(Records from a data source)
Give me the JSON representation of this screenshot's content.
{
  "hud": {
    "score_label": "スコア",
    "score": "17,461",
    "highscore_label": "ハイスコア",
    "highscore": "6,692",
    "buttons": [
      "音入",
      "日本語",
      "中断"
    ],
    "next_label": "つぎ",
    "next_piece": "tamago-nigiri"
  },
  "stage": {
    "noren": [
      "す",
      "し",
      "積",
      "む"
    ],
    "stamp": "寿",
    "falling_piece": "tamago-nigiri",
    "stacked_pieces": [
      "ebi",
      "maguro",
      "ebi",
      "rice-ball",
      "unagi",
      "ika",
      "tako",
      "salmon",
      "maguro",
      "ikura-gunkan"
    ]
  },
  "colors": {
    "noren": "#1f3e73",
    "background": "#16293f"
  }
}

● To be done: Repeat the material above in full, exactly as it stands.

● Result for this exercise:
Give me the JSON representation of this screenshot's content.
{
  "hud": {
    "score_label": "スコア",
    "score": "17,461",
    "highscore_label": "ハイスコア",
    "highscore": "6,692",
    "buttons": [
      "音入",
      "日本語",
      "中断"
    ],
    "next_label": "つぎ",
    "next_piece": "tamago-nigiri"
  },
  "stage": {
    "noren": [
      "す",
      "し",
      "積",
      "む"
    ],
    "stamp": "寿",
    "falling_piece": "tamago-nigiri",
    "stacked_pieces": [
      "ebi",
      "maguro",
      "ebi",
      "rice-ball",
      "unagi",
      "ika",
      "tako",
      "salmon",
      "maguro",
      "ikura-gunkan"
    ]
  },
  "colors": {
    "noren": "#1f3e73",
    "background": "#16293f"
  }
}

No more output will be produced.